Could you repeat the records below exactly, leaving out any pictures?

Stored data entries
-*-

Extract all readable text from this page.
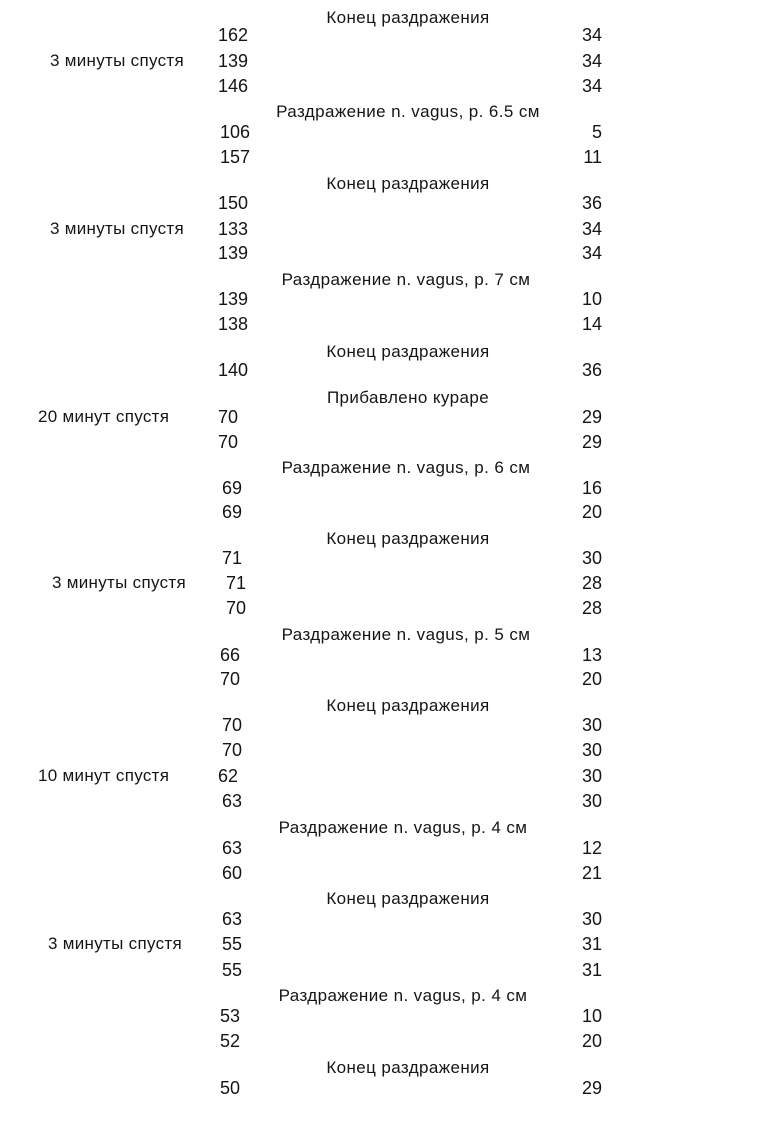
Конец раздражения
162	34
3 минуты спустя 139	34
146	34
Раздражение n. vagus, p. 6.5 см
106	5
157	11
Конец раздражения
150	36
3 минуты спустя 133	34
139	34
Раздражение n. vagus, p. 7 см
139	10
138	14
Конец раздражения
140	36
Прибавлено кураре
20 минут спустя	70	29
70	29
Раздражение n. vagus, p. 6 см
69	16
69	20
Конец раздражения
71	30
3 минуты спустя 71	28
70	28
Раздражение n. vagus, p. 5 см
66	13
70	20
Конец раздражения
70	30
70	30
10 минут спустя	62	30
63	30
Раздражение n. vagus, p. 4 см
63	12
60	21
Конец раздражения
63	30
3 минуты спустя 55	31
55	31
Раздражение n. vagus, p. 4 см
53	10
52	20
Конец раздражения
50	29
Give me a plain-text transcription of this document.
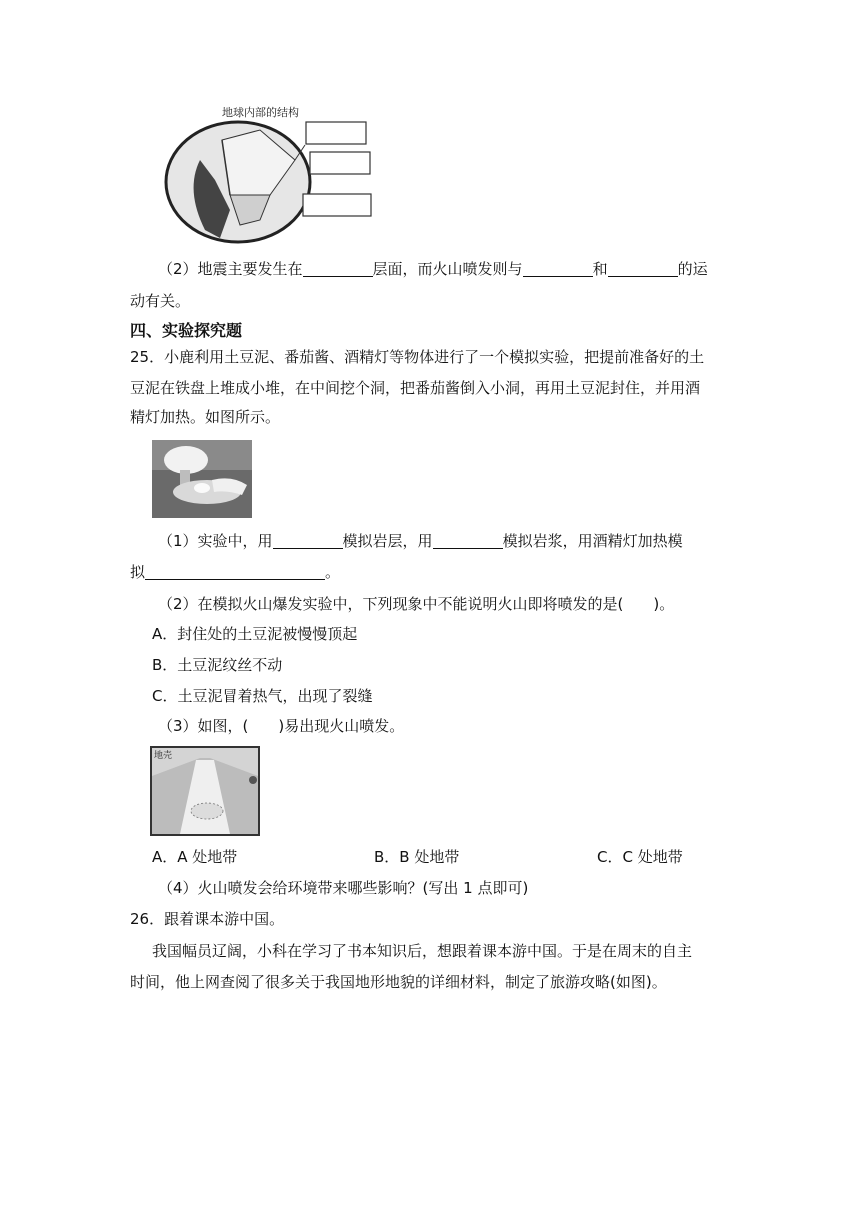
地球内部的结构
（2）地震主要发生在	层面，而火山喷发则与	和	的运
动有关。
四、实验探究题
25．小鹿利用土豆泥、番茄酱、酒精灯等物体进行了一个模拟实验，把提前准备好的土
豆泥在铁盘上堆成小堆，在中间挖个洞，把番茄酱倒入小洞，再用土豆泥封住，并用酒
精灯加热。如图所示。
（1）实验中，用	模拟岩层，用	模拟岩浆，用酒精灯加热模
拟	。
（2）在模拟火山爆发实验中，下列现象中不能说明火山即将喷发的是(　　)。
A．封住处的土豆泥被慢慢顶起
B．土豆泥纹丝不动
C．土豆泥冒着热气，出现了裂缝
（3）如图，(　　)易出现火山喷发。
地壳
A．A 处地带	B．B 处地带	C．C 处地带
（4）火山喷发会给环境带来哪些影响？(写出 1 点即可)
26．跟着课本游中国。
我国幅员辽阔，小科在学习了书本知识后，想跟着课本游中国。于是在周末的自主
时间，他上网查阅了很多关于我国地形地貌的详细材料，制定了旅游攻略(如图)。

-*-

→ Written response:
Extract all readable text from this page.
Конец раздражения
162	34
3 минуты спустя 139	34
146	34
Раздражение n. vagus, p. 6.5 см
106	5
157	11
Конец раздражения
150	36
3 минуты спустя 133	34
139	34
Раздражение n. vagus, p. 7 см
139	10
138	14
Конец раздражения
140	36
Прибавлено кураре
20 минут спустя	70	29
70	29
Раздражение n. vagus, p. 6 см
69	16
69	20
Конец раздражения
71	30
3 минуты спустя 71	28
70	28
Раздражение n. vagus, p. 5 см
66	13
70	20
Конец раздражения
70	30
70	30
10 минут спустя	62	30
63	30
Раздражение n. vagus, p. 4 см
63	12
60	21
Конец раздражения
63	30
3 минуты спустя 55	31
55	31
Раздражение n. vagus, p. 4 см
53	10
52	20
Конец раздражения
50	29
Give me a plain-text transcription of this document.
地球内部的结构
（2）地震主要发生在	层面，而火山喷发则与	和	的运
动有关。
四、实验探究题
25．小鹿利用土豆泥、番茄酱、酒精灯等物体进行了一个模拟实验，把提前准备好的土
豆泥在铁盘上堆成小堆，在中间挖个洞，把番茄酱倒入小洞，再用土豆泥封住，并用酒
精灯加热。如图所示。
（1）实验中，用	模拟岩层，用	模拟岩浆，用酒精灯加热模
拟	。
（2）在模拟火山爆发实验中，下列现象中不能说明火山即将喷发的是(　　)。
A．封住处的土豆泥被慢慢顶起
B．土豆泥纹丝不动
C．土豆泥冒着热气，出现了裂缝
（3）如图，(　　)易出现火山喷发。
地壳
A．A 处地带	B．B 处地带	C．C 处地带
（4）火山喷发会给环境带来哪些影响？(写出 1 点即可)
26．跟着课本游中国。
我国幅员辽阔，小科在学习了书本知识后，想跟着课本游中国。于是在周末的自主
时间，他上网查阅了很多关于我国地形地貌的详细材料，制定了旅游攻略(如图)。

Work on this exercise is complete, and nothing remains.